▸ WHAT YOU SHOULD DO
Report every line from the material that contains the word "Success".

-------- RECORDS SHOWN --------

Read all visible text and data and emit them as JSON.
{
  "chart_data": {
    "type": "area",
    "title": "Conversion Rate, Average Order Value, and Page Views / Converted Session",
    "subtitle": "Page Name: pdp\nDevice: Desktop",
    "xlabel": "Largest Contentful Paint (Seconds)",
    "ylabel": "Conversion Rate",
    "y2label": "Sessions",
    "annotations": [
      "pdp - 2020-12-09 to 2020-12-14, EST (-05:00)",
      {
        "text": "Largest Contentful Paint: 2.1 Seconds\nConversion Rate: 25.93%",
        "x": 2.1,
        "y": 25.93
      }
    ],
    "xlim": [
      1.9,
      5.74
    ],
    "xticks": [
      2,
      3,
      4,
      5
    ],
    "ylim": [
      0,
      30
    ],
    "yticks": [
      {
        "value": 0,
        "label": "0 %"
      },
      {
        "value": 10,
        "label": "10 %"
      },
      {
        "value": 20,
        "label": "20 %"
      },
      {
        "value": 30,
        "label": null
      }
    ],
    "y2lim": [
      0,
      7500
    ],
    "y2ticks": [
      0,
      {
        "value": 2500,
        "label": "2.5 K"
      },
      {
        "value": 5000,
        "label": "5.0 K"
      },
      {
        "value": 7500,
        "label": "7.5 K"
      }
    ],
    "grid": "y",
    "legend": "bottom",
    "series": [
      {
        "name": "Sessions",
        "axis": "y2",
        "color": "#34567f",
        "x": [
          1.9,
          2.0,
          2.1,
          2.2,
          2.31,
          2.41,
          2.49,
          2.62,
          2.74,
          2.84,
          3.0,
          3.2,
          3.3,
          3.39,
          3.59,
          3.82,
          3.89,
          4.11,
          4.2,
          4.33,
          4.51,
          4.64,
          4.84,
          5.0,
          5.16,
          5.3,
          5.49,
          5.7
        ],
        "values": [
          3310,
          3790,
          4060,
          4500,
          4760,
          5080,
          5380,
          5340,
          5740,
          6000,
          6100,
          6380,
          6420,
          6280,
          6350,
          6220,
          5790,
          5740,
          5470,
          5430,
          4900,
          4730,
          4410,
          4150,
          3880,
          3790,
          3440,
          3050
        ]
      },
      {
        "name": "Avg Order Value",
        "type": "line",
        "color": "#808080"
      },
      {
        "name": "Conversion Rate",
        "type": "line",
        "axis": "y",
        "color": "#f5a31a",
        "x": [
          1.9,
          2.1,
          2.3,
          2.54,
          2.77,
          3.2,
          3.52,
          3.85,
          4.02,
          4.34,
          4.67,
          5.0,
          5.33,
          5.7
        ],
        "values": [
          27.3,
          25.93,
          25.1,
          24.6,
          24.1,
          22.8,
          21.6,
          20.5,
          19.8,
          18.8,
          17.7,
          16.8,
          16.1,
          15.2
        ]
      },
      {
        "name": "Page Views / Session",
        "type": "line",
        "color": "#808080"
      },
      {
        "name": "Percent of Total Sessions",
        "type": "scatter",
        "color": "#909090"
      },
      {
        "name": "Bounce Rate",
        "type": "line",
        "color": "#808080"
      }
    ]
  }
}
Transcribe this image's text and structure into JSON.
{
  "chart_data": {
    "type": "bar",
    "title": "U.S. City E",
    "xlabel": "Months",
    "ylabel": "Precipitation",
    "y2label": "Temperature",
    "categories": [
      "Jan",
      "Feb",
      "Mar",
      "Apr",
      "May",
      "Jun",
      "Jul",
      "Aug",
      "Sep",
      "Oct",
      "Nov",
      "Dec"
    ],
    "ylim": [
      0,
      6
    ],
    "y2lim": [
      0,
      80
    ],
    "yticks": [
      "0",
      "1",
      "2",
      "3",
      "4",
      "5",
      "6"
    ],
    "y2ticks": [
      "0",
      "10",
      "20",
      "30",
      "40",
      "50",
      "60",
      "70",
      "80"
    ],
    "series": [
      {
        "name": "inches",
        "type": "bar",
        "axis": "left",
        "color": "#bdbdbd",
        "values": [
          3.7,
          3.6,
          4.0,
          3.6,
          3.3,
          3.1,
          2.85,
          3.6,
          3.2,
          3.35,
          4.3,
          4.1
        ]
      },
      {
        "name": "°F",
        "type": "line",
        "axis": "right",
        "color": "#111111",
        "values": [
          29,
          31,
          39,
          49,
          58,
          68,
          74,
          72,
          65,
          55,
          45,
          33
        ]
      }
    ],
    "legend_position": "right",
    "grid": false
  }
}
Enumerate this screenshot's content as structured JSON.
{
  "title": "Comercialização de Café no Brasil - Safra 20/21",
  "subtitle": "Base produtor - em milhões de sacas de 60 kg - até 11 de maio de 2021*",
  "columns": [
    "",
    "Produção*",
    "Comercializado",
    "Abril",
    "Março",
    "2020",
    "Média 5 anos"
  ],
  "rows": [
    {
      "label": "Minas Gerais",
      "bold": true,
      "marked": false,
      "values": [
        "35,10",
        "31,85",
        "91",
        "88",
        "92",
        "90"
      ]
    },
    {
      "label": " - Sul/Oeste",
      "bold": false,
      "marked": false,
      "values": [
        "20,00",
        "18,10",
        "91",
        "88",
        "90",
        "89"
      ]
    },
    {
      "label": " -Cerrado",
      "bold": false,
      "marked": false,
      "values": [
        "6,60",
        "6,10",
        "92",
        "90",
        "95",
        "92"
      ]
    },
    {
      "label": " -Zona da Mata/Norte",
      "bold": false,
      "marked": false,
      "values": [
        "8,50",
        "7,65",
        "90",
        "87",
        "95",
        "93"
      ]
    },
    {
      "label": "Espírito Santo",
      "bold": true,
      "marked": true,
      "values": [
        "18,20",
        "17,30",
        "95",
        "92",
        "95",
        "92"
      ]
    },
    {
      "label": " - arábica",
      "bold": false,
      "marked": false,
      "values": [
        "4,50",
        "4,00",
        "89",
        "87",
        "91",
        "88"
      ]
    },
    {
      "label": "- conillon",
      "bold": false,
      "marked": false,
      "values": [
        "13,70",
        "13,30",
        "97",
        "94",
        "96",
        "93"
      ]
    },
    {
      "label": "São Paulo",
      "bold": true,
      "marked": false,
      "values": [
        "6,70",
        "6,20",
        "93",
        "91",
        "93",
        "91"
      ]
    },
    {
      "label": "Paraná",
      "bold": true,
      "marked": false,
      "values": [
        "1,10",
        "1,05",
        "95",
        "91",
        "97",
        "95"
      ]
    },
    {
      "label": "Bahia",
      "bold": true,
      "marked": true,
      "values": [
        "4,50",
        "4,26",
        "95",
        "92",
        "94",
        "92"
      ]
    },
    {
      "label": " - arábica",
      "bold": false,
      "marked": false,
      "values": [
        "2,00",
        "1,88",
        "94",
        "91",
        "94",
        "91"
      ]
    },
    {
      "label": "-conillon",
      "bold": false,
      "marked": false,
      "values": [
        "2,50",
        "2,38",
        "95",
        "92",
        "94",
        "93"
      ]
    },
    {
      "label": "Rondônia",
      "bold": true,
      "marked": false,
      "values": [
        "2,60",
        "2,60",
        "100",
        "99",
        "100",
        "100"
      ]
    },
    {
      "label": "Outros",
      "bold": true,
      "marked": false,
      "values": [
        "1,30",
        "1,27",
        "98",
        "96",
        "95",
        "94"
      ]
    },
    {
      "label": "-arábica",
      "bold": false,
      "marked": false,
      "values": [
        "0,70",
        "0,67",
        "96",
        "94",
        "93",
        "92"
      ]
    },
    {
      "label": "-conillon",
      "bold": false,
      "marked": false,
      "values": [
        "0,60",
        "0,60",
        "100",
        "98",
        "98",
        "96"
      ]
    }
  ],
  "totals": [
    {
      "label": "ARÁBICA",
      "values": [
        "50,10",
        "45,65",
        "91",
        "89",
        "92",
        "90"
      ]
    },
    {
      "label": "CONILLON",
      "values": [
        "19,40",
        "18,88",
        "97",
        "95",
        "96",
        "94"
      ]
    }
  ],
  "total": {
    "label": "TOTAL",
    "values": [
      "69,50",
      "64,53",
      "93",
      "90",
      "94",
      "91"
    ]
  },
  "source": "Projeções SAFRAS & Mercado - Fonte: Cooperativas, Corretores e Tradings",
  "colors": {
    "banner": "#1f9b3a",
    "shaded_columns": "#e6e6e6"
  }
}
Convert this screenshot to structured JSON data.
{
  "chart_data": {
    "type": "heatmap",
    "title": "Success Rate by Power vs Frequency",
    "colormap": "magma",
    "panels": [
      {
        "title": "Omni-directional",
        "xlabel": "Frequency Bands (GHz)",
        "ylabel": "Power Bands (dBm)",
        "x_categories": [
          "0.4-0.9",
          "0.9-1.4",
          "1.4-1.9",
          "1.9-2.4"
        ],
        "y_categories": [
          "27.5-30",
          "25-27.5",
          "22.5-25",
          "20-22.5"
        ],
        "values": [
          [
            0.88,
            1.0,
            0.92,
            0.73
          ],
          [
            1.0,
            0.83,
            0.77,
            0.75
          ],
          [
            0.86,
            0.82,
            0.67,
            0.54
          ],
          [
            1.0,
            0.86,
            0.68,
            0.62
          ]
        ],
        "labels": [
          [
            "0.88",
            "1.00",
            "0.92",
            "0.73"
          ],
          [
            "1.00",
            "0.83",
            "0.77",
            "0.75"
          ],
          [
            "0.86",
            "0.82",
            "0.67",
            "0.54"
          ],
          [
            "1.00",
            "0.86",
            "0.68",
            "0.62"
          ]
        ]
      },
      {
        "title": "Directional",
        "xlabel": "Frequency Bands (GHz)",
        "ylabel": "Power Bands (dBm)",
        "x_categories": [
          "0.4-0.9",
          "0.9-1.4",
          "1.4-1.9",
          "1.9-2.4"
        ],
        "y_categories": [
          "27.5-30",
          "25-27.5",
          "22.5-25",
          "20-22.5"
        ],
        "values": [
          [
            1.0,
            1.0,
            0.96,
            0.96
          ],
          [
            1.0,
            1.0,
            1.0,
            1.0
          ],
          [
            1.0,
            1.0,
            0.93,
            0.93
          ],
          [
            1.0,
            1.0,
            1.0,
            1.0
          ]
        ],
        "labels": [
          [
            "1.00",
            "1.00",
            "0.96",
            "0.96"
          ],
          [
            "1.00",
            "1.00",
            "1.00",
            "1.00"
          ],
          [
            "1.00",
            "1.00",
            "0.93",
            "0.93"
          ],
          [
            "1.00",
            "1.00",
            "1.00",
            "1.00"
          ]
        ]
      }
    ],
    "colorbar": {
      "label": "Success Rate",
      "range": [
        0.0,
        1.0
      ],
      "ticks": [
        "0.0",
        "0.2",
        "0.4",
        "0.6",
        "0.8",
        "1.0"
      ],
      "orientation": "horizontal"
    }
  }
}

--------

▸ OUTPUT OF THE EXERCISE
    "title": "Success Rate by Power vs Frequency",
      "label": "Success Rate",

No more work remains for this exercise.